GOAL:
What lines of the data include the string "После"? Copy them all.

EXERCISE DATA:
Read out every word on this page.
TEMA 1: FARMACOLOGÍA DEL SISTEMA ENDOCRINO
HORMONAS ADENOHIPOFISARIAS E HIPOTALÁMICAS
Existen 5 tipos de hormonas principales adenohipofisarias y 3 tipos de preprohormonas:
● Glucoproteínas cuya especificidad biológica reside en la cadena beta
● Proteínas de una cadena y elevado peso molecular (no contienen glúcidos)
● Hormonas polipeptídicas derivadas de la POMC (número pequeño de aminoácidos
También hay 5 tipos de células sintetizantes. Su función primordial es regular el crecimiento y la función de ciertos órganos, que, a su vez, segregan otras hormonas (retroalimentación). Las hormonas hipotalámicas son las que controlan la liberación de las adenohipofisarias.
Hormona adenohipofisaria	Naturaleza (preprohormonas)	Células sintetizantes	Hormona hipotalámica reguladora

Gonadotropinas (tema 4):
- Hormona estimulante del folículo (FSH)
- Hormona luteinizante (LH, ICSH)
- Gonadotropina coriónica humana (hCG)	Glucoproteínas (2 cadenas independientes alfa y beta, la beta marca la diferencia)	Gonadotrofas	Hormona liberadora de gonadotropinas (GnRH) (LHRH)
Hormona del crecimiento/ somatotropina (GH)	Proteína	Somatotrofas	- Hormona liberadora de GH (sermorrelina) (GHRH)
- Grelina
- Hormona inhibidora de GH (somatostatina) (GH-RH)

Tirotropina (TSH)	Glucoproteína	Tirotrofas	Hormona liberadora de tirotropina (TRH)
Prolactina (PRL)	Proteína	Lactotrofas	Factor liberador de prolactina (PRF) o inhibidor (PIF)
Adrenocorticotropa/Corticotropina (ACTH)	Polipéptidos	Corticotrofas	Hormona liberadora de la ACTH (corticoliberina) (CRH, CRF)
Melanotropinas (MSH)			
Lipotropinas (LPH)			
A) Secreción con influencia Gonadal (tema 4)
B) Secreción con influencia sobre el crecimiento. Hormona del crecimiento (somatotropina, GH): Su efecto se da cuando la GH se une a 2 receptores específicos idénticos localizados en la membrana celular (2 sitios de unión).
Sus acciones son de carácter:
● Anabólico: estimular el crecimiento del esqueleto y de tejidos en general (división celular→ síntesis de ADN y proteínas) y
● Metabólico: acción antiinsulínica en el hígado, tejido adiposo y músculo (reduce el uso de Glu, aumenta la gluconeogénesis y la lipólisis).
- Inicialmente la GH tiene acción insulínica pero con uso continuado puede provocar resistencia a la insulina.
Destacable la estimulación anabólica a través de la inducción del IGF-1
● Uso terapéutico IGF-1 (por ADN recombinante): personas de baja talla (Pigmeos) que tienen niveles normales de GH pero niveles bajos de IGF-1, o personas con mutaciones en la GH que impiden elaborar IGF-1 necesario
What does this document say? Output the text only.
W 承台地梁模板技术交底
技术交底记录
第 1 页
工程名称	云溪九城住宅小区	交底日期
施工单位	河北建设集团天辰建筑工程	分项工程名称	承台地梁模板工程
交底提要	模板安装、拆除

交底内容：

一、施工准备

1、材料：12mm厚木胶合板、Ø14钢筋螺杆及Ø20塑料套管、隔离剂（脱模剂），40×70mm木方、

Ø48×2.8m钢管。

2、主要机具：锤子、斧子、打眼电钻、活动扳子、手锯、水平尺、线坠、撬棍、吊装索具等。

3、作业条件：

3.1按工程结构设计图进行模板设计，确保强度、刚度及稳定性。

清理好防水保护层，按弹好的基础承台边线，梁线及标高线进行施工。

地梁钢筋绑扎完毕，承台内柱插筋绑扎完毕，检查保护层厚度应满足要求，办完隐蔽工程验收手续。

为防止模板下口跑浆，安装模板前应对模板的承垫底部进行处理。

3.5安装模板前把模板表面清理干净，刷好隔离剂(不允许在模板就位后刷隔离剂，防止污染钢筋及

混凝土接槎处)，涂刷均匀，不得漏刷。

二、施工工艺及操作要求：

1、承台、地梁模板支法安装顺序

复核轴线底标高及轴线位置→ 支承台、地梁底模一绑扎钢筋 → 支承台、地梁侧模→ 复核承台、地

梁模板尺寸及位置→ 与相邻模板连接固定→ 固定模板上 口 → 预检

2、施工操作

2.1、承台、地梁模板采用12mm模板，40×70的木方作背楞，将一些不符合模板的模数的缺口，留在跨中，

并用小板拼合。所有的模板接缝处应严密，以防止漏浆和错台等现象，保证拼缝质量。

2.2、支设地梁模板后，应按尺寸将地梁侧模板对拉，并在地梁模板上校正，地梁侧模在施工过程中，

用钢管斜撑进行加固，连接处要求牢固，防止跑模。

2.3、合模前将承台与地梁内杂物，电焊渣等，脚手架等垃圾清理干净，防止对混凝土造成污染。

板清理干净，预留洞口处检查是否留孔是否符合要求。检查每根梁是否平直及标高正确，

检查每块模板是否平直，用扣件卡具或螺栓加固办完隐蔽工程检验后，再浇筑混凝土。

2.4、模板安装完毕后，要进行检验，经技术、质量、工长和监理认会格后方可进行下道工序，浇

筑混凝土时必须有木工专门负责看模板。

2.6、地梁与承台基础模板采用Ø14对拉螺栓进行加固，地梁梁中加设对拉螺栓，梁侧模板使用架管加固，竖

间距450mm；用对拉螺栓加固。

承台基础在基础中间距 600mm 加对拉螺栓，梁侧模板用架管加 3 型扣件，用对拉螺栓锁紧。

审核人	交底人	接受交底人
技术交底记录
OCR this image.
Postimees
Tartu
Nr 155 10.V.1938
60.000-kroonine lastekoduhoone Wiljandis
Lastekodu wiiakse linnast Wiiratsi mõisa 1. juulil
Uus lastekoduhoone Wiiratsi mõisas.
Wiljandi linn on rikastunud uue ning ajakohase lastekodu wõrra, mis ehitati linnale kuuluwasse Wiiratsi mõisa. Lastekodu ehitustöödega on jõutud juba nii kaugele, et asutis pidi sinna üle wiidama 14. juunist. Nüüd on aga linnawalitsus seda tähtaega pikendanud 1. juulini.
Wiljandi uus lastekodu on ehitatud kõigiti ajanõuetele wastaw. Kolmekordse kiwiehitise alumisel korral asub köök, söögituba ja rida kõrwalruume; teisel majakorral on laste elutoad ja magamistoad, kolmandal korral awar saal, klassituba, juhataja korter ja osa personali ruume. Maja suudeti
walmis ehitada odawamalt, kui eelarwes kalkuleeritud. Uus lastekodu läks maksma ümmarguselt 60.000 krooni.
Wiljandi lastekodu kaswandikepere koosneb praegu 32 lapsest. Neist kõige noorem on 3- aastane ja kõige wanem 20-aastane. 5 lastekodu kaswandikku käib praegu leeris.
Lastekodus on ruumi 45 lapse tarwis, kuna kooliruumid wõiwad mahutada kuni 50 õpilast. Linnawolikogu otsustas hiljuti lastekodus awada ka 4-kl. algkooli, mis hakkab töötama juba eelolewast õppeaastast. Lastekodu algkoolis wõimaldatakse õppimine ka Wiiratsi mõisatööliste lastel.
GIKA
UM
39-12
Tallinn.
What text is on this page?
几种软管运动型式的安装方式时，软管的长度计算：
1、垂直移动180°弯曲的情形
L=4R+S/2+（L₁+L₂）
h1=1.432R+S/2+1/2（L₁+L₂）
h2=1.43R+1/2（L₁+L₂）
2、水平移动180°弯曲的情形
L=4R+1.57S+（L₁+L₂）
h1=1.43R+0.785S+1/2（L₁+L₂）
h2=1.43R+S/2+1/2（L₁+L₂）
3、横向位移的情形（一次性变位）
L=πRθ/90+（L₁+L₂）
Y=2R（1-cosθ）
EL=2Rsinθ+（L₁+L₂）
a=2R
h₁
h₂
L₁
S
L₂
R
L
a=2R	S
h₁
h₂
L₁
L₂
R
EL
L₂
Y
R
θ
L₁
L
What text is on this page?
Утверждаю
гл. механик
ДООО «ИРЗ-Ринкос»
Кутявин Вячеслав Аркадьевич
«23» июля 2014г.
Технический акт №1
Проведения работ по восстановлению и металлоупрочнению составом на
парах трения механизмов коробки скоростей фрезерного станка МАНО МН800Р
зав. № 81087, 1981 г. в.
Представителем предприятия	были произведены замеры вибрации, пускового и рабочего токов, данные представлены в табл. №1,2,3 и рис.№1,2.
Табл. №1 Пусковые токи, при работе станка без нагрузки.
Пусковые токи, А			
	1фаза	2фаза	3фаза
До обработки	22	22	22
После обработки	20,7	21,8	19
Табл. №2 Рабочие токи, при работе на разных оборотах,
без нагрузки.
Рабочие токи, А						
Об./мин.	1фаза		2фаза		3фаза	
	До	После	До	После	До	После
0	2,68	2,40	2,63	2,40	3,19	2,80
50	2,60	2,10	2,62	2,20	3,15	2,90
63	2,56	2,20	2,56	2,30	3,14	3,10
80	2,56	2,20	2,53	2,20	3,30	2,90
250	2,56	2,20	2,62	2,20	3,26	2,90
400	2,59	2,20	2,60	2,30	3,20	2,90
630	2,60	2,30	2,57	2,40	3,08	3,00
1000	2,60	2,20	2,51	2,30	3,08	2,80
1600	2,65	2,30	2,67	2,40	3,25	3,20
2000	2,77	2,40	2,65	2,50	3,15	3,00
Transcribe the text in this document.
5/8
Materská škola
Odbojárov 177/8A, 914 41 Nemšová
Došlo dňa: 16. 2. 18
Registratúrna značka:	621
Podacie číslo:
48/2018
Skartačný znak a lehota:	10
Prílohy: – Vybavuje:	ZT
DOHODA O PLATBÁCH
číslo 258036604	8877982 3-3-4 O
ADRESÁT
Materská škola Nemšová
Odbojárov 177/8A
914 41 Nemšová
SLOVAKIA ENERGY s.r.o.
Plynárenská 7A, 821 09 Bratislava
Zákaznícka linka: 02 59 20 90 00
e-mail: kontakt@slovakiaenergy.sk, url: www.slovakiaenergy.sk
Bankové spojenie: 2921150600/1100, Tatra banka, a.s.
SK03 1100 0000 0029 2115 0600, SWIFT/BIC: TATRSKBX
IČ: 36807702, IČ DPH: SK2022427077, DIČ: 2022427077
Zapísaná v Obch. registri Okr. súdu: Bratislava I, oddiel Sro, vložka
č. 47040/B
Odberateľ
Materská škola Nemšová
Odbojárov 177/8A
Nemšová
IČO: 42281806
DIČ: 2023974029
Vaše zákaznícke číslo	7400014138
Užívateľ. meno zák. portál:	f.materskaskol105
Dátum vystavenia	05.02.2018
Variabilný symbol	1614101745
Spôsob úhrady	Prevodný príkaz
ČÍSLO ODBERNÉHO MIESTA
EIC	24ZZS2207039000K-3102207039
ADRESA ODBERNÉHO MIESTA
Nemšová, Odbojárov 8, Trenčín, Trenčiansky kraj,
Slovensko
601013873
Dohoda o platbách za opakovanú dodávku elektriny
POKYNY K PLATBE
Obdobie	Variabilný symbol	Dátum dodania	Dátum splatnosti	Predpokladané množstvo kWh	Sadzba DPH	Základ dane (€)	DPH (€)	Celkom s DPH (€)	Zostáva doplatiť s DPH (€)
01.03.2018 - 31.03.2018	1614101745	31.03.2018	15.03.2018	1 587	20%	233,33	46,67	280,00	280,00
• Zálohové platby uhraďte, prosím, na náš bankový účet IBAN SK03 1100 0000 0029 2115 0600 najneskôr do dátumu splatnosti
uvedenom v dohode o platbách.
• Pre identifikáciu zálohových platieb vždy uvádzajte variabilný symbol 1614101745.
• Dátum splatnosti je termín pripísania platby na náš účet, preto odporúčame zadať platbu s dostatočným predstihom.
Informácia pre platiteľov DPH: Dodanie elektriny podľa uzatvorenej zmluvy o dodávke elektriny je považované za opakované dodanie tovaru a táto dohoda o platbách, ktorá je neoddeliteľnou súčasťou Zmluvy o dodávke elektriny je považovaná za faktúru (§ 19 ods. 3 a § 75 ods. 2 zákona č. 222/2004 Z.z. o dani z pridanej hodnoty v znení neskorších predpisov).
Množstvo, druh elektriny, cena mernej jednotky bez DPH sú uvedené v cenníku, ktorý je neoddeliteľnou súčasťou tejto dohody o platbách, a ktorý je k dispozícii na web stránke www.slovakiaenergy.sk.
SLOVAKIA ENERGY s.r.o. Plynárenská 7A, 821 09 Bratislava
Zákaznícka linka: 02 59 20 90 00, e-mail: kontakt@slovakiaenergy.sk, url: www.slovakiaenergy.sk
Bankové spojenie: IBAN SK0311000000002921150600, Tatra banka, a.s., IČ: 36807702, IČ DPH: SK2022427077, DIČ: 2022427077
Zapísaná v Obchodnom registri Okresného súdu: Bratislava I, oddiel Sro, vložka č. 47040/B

EXERCISE RESPONSE:
После обработки	20,7	21,8	19
	До	После	До	После	До	После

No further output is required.